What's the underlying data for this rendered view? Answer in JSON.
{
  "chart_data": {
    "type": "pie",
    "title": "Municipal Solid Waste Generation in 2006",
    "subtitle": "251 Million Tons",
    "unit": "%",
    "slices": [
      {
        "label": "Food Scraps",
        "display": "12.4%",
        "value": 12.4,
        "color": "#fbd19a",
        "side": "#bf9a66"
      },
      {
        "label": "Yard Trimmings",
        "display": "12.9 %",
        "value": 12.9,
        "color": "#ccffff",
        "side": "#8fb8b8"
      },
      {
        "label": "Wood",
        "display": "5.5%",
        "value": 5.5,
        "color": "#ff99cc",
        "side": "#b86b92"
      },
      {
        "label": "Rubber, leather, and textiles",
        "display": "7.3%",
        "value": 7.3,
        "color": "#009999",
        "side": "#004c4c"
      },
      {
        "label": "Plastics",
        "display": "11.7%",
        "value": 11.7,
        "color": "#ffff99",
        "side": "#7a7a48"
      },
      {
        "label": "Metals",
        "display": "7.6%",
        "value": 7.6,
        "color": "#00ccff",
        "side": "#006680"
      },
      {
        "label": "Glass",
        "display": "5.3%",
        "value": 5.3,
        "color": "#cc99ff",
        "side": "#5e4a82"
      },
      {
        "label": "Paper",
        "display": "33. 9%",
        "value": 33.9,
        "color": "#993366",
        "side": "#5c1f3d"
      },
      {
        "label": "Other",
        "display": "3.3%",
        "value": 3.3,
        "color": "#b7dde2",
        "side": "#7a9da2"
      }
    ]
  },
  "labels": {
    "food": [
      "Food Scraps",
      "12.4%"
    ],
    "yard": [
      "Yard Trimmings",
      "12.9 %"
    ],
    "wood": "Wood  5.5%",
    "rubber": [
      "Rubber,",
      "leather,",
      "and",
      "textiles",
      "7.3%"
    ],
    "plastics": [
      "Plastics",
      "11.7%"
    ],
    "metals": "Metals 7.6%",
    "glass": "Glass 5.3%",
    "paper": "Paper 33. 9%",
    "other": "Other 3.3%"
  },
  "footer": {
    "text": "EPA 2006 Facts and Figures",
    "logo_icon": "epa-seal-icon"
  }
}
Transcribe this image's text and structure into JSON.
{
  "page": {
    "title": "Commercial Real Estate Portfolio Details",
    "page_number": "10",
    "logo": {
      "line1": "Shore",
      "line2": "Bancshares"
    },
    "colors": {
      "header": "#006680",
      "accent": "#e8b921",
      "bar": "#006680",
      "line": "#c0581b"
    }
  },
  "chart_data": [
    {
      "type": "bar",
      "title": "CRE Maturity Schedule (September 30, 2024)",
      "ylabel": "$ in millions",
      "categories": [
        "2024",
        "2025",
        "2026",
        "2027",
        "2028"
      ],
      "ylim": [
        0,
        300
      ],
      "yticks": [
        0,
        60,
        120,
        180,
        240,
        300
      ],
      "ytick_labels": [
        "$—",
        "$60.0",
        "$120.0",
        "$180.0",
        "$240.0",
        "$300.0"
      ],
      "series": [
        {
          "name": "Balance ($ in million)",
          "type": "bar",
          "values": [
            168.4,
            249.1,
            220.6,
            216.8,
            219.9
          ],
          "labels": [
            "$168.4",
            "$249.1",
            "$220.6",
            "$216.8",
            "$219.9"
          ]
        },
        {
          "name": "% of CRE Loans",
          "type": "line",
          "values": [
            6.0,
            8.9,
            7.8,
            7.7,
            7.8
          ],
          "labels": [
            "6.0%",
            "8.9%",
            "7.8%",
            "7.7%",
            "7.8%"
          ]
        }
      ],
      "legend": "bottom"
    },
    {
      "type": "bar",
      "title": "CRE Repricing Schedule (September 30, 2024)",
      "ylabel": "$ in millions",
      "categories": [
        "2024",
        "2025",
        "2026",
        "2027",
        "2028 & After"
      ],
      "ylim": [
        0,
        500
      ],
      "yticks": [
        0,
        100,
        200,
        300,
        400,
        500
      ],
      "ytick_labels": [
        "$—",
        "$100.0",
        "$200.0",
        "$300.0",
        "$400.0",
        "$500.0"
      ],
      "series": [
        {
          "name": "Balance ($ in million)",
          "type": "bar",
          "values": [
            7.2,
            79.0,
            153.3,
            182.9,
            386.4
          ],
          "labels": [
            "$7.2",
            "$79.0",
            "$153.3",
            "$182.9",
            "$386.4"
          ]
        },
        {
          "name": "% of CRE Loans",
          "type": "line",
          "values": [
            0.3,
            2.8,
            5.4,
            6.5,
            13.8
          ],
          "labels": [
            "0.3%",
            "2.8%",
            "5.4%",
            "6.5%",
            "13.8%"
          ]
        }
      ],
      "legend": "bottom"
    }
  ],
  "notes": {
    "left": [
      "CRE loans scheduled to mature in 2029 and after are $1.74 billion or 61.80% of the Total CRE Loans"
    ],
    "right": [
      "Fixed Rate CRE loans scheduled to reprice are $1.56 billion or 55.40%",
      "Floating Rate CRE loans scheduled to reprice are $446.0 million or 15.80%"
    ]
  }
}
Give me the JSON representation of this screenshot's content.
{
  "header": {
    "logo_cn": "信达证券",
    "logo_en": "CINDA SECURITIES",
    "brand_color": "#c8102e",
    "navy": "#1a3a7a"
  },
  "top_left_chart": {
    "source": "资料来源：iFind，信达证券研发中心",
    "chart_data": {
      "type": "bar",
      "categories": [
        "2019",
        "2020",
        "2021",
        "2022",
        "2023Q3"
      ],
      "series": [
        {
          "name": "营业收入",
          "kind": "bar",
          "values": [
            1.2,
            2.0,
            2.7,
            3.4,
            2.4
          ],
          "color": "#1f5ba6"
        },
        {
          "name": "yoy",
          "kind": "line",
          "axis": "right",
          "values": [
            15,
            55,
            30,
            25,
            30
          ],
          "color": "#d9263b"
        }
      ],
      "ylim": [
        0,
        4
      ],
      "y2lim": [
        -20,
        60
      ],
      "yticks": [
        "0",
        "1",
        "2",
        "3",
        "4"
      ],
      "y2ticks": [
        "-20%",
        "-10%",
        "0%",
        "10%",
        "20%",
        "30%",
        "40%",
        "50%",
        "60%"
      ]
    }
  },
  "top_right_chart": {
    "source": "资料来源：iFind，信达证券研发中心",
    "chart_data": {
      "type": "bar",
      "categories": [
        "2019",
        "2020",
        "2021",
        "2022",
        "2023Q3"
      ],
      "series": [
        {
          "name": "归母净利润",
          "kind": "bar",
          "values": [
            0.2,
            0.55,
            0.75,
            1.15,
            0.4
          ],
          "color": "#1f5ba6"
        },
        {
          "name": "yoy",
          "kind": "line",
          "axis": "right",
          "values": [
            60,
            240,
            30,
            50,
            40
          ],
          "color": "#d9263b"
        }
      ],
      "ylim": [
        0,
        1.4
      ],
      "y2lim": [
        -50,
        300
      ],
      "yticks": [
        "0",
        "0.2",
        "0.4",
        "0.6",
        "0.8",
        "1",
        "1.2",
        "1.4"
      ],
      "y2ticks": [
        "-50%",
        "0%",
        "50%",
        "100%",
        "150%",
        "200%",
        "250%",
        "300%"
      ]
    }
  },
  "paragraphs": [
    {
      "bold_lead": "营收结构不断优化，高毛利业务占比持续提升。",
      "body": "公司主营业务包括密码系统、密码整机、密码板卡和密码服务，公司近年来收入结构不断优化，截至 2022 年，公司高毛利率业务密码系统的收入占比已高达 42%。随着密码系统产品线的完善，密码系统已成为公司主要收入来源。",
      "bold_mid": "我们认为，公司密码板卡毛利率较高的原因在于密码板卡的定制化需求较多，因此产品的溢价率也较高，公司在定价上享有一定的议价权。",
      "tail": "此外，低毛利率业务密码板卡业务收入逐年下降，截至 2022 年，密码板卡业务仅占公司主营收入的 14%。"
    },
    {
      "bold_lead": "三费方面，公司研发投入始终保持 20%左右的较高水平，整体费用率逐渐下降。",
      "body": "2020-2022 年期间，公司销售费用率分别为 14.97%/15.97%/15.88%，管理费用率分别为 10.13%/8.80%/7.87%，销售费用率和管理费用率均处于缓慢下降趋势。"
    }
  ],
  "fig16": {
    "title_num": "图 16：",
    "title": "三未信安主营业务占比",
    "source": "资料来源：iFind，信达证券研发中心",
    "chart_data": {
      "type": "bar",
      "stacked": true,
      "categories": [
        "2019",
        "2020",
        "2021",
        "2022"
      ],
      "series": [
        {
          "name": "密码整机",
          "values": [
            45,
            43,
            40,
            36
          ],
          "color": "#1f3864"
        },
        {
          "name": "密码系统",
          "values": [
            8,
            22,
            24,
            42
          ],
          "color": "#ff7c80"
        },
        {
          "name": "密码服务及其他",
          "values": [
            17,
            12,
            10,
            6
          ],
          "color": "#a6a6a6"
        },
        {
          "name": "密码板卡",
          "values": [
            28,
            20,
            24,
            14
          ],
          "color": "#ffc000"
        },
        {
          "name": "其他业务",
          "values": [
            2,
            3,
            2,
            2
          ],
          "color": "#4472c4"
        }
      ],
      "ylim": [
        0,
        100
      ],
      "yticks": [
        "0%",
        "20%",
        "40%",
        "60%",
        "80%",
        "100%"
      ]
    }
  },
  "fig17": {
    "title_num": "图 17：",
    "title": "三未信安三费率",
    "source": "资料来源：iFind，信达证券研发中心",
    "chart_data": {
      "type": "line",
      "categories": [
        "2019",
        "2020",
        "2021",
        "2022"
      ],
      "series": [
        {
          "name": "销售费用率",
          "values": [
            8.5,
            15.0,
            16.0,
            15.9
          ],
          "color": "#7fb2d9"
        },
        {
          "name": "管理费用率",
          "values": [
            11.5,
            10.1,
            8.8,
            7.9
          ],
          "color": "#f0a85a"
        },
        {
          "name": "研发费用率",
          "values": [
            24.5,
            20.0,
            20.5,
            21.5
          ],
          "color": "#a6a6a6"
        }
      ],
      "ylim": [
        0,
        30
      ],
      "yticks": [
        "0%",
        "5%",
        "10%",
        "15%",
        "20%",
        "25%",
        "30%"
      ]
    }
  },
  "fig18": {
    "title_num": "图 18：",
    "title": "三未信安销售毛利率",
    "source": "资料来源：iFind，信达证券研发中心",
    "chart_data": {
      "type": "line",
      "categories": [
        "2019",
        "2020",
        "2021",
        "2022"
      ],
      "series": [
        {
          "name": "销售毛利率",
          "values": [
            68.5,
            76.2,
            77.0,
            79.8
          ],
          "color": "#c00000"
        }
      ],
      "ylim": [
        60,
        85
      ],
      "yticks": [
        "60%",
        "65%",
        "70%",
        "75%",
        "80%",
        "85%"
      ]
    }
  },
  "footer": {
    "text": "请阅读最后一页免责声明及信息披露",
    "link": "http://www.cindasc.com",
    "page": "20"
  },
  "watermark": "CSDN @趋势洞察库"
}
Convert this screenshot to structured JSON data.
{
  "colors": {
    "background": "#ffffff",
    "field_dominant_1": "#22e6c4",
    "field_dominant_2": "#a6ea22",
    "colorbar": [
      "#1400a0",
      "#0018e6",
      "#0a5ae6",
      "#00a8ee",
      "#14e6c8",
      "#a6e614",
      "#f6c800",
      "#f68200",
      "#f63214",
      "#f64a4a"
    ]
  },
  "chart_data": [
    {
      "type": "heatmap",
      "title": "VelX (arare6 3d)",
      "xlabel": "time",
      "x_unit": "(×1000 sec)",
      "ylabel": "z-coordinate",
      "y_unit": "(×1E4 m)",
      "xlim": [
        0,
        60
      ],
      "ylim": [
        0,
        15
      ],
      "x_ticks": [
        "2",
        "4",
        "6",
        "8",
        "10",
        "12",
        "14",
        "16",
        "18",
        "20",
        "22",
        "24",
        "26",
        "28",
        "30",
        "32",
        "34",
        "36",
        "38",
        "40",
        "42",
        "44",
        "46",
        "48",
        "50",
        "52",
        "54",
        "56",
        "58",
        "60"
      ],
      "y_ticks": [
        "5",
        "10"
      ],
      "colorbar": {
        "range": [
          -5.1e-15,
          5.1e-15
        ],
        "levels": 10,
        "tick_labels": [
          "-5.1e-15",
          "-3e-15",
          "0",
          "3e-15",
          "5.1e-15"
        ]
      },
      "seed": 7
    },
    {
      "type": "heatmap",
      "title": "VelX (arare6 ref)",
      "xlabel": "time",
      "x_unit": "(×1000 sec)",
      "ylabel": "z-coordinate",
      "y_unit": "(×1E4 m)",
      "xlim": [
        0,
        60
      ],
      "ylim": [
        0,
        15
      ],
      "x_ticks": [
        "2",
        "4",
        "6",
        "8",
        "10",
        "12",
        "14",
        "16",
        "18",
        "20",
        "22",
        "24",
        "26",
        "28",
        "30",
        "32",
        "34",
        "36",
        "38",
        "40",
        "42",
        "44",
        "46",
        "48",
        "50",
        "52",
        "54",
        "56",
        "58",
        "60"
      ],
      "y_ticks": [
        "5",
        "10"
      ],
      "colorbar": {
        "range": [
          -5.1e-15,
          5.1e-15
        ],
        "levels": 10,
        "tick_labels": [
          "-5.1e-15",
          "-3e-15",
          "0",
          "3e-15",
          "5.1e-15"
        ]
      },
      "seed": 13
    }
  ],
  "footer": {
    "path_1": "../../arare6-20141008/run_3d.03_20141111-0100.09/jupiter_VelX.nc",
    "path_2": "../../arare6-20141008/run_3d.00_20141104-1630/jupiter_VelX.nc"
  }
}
:::::
_Challenge_
Out of the material above, select every line that holds the string "scheduled".

_Reply_
      "CRE loans scheduled to mature in 2029 and after are $1.74 billion or 61.80% of the Total CRE Loans"
      "Fixed Rate CRE loans scheduled to reprice are $1.56 billion or 55.40%",
      "Floating Rate CRE loans scheduled to reprice are $446.0 million or 15.80%"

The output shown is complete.